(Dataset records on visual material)

────────

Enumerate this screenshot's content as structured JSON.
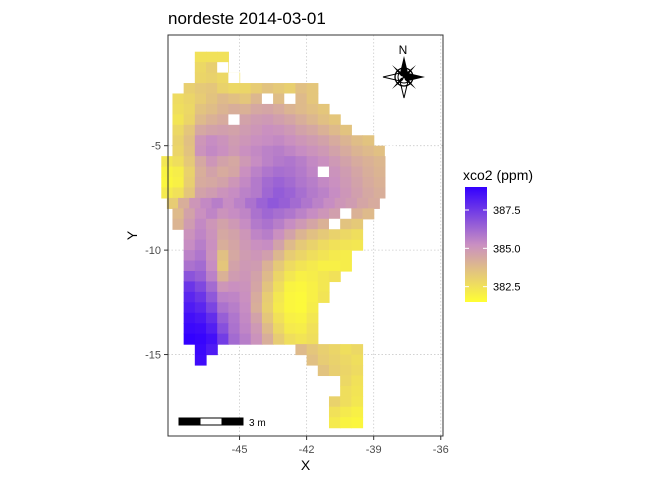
{
  "chart_data": {
    "type": "heatmap",
    "title": "nordeste 2014-03-01",
    "xlabel": "X",
    "ylabel": "Y",
    "xlim": [
      -48.2,
      -35.9
    ],
    "ylim": [
      -18.9,
      0.3
    ],
    "x_ticks": [
      -45,
      -42,
      -39,
      -36
    ],
    "x_tick_labels": [
      "-45",
      "-42",
      "-39",
      "-36"
    ],
    "y_ticks": [
      -5,
      -10,
      -15
    ],
    "y_tick_labels": [
      "-5",
      "-10",
      "-15"
    ],
    "grid": true,
    "grid_style": "dotted",
    "cell_size_deg": 0.5,
    "color_scale": {
      "low_color": "#ffff33",
      "mid_color": "#c98fc2",
      "high_color": "#3300ff",
      "range": [
        381.5,
        389.0
      ]
    },
    "legend": {
      "title": "xco2 (ppm)",
      "position": "right",
      "breaks": [
        382.5,
        385.0,
        387.5
      ],
      "break_labels": [
        "382.5",
        "385.0",
        "387.5"
      ]
    },
    "north_arrow": {
      "label": "N",
      "position": "top-right"
    },
    "scale_bar": {
      "label": "3 m",
      "position": "bottom-left"
    },
    "rows": [
      {
        "y": -0.75,
        "x0": -46.75,
        "values": [
          382.5,
          382.5,
          382.5
        ]
      },
      {
        "y": -1.25,
        "x0": -46.75,
        "values": [
          382.8,
          383.1,
          382.6
        ]
      },
      {
        "y": -1.75,
        "x0": -46.75,
        "values": [
          382.9,
          383.0,
          382.8,
          382.5
        ]
      },
      {
        "y": -2.25,
        "x0": -47.25,
        "values": [
          383.1,
          383.3,
          383.4,
          383.0,
          382.8,
          382.9,
          383.2,
          383.5,
          383.3,
          383.1,
          383.6,
          383.4
        ]
      },
      {
        "y": -2.75,
        "x0": -47.75,
        "values": [
          382.7,
          382.9,
          383.2,
          383.5,
          383.8,
          383.6,
          383.4,
          383.9,
          384.1,
          383.7,
          383.5,
          383.8,
          383.4
        ]
      },
      {
        "y": -3.25,
        "x0": -47.75,
        "values": [
          382.6,
          382.8,
          383.5,
          383.7,
          384.0,
          384.2,
          384.1,
          384.4,
          384.5,
          384.3,
          384.0,
          383.8,
          383.6,
          383.4
        ]
      },
      {
        "y": -3.75,
        "x0": -47.75,
        "values": [
          382.4,
          382.9,
          383.8,
          384.1,
          384.3,
          384.5,
          384.6,
          384.8,
          384.9,
          384.7,
          384.5,
          384.2,
          383.9,
          383.6,
          383.4
        ]
      },
      {
        "y": -4.25,
        "x0": -47.75,
        "values": [
          382.8,
          383.4,
          384.4,
          384.6,
          384.7,
          384.6,
          384.8,
          385.0,
          385.2,
          385.1,
          384.9,
          384.6,
          384.4,
          384.1,
          383.8,
          383.5
        ]
      },
      {
        "y": -4.75,
        "x0": -47.75,
        "values": [
          383.0,
          383.6,
          385.0,
          385.3,
          385.1,
          384.8,
          385.0,
          385.2,
          385.3,
          385.4,
          385.2,
          385.0,
          384.8,
          384.6,
          384.3,
          384.0,
          383.7,
          383.5
        ]
      },
      {
        "y": -5.25,
        "x0": -47.75,
        "values": [
          382.9,
          383.5,
          385.1,
          385.4,
          385.2,
          384.9,
          385.2,
          385.4,
          385.6,
          385.7,
          385.5,
          385.3,
          385.1,
          384.9,
          384.6,
          384.3,
          384.0,
          383.8,
          383.6
        ]
      },
      {
        "y": -5.75,
        "x0": -48.25,
        "values": [
          382.3,
          382.6,
          383.3,
          384.4,
          385.0,
          384.6,
          384.4,
          384.9,
          385.3,
          385.6,
          385.8,
          385.9,
          385.7,
          385.4,
          385.2,
          384.9,
          384.6,
          384.3,
          384.1,
          383.9
        ]
      },
      {
        "y": -6.25,
        "x0": -48.25,
        "values": [
          381.9,
          382.1,
          383.0,
          384.2,
          384.6,
          384.3,
          384.5,
          385.2,
          385.6,
          385.9,
          386.1,
          386.0,
          385.8,
          385.5,
          385.3,
          385.1,
          384.8,
          384.5,
          384.2,
          384.0
        ]
      },
      {
        "y": -6.75,
        "x0": -48.25,
        "values": [
          381.8,
          382.0,
          383.1,
          384.3,
          384.4,
          384.6,
          385.0,
          385.4,
          385.8,
          386.2,
          386.4,
          386.2,
          385.9,
          385.7,
          385.4,
          385.2,
          384.9,
          384.6,
          384.3,
          384.1
        ]
      },
      {
        "y": -7.25,
        "x0": -48.25,
        "values": [
          382.2,
          382.5,
          383.4,
          384.6,
          384.8,
          385.1,
          385.3,
          385.6,
          385.8,
          386.3,
          386.6,
          386.4,
          386.1,
          385.8,
          385.6,
          385.3,
          385.0,
          384.7,
          384.4,
          384.2
        ]
      },
      {
        "y": -7.75,
        "x0": -48.0,
        "values": [
          383.2,
          384.2,
          385.0,
          385.4,
          385.7,
          385.3,
          385.6,
          386.0,
          386.4,
          386.7,
          386.5,
          386.2,
          385.9,
          385.6,
          385.3,
          385.0,
          384.8,
          384.5,
          384.3
        ]
      },
      {
        "y": -8.25,
        "x0": -47.75,
        "values": [
          383.8,
          384.6,
          385.2,
          385.5,
          385.1,
          385.3,
          385.5,
          386.0,
          386.3,
          386.1,
          385.9,
          385.6,
          385.3,
          385.0,
          384.7,
          384.4,
          384.1,
          383.8
        ]
      },
      {
        "y": -8.75,
        "x0": -47.75,
        "values": [
          384.0,
          384.8,
          385.4,
          385.0,
          384.6,
          384.9,
          385.3,
          385.8,
          386.0,
          385.7,
          385.3,
          384.9,
          384.5,
          384.1,
          383.8,
          383.5,
          383.3
        ]
      },
      {
        "y": -9.25,
        "x0": -47.25,
        "values": [
          385.1,
          385.5,
          385.1,
          384.4,
          384.6,
          385.0,
          385.5,
          385.7,
          385.2,
          384.6,
          384.0,
          383.6,
          383.3,
          383.0,
          382.8,
          382.6
        ]
      },
      {
        "y": -9.75,
        "x0": -47.25,
        "values": [
          385.3,
          385.7,
          385.2,
          384.2,
          384.5,
          384.9,
          385.2,
          385.3,
          384.6,
          383.8,
          383.3,
          383.0,
          382.7,
          382.5,
          382.4,
          382.3
        ]
      },
      {
        "y": -10.25,
        "x0": -47.25,
        "values": [
          385.6,
          385.9,
          385.1,
          383.6,
          384.4,
          384.8,
          385.0,
          384.7,
          383.9,
          383.2,
          382.9,
          382.6,
          382.4,
          382.2,
          382.1
        ]
      },
      {
        "y": -10.75,
        "x0": -47.25,
        "values": [
          386.0,
          386.2,
          385.3,
          383.4,
          384.6,
          384.9,
          384.8,
          384.1,
          383.3,
          382.7,
          382.4,
          382.2,
          382.0,
          382.0,
          382.1
        ]
      },
      {
        "y": -11.25,
        "x0": -47.25,
        "values": [
          386.8,
          386.5,
          385.6,
          384.1,
          384.8,
          385.0,
          384.6,
          383.8,
          382.9,
          382.3,
          382.0,
          382.1,
          382.3,
          382.5
        ]
      },
      {
        "y": -11.75,
        "x0": -47.25,
        "values": [
          387.6,
          387.1,
          386.2,
          385.0,
          385.2,
          385.1,
          384.5,
          383.5,
          382.6,
          381.9,
          381.8,
          382.0,
          382.3
        ]
      },
      {
        "y": -12.25,
        "x0": -47.25,
        "values": [
          388.0,
          387.6,
          386.7,
          385.6,
          385.5,
          385.2,
          384.3,
          383.2,
          382.3,
          381.8,
          381.7,
          382.0,
          382.4
        ]
      },
      {
        "y": -12.75,
        "x0": -47.25,
        "values": [
          388.3,
          388.0,
          387.2,
          386.0,
          385.7,
          385.3,
          384.2,
          383.1,
          382.2,
          381.8,
          381.7,
          382.1
        ]
      },
      {
        "y": -13.25,
        "x0": -47.25,
        "values": [
          388.6,
          388.4,
          387.8,
          386.5,
          385.9,
          385.4,
          384.6,
          383.4,
          382.5,
          382.0,
          381.9,
          382.3
        ]
      },
      {
        "y": -13.75,
        "x0": -47.25,
        "values": [
          388.8,
          388.7,
          388.2,
          386.9,
          386.0,
          385.5,
          384.9,
          383.8,
          382.8,
          382.2,
          382.1,
          382.5
        ]
      },
      {
        "y": -14.25,
        "x0": -47.25,
        "values": [
          389.0,
          388.9,
          388.6,
          387.4,
          386.2,
          385.7,
          385.1,
          384.2,
          383.2,
          382.6,
          382.4,
          382.6
        ]
      },
      {
        "y": -14.75,
        "x0": -46.75,
        "values": [
          388.8,
          388.3
        ]
      },
      {
        "y": -14.75,
        "x0": -42.25,
        "values": [
          383.8,
          383.4,
          383.1,
          382.9,
          382.6,
          382.8
        ]
      },
      {
        "y": -15.25,
        "x0": -46.75,
        "values": [
          388.7
        ]
      },
      {
        "y": -15.25,
        "x0": -41.75,
        "values": [
          383.6,
          383.2,
          383.0,
          382.8,
          382.6
        ]
      },
      {
        "y": -15.75,
        "x0": -41.25,
        "values": [
          383.5,
          383.1,
          382.9,
          382.7
        ]
      },
      {
        "y": -16.25,
        "x0": -40.25,
        "values": [
          382.8,
          382.5
        ]
      },
      {
        "y": -16.75,
        "x0": -40.25,
        "values": [
          382.6,
          382.4
        ]
      },
      {
        "y": -17.25,
        "x0": -40.75,
        "values": [
          383.0,
          382.6,
          382.3
        ]
      },
      {
        "y": -17.75,
        "x0": -40.75,
        "values": [
          382.5,
          382.2,
          382.0
        ]
      },
      {
        "y": -18.25,
        "x0": -40.75,
        "values": [
          382.2,
          381.9,
          381.8
        ]
      }
    ],
    "missing_cells": [
      [
        -45.75,
        -1.25
      ],
      [
        -45.25,
        -1.75
      ],
      [
        -43.75,
        -2.75
      ],
      [
        -42.75,
        -2.75
      ],
      [
        -39.25,
        -3.25
      ],
      [
        -37.75,
        -3.75
      ],
      [
        -45.25,
        -3.75
      ],
      [
        -38.25,
        -5.25
      ],
      [
        -37.25,
        -5.75
      ],
      [
        -41.25,
        -6.25
      ],
      [
        -40.25,
        -8.25
      ],
      [
        -40.75,
        -8.75
      ]
    ]
  }
}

────────

## Problem details:
Where a line in the entries holds the word "title", copy that line.

## Exercise answer:
    "title": "nordeste 2014-03-01",
      "title": "xco2 (ppm)",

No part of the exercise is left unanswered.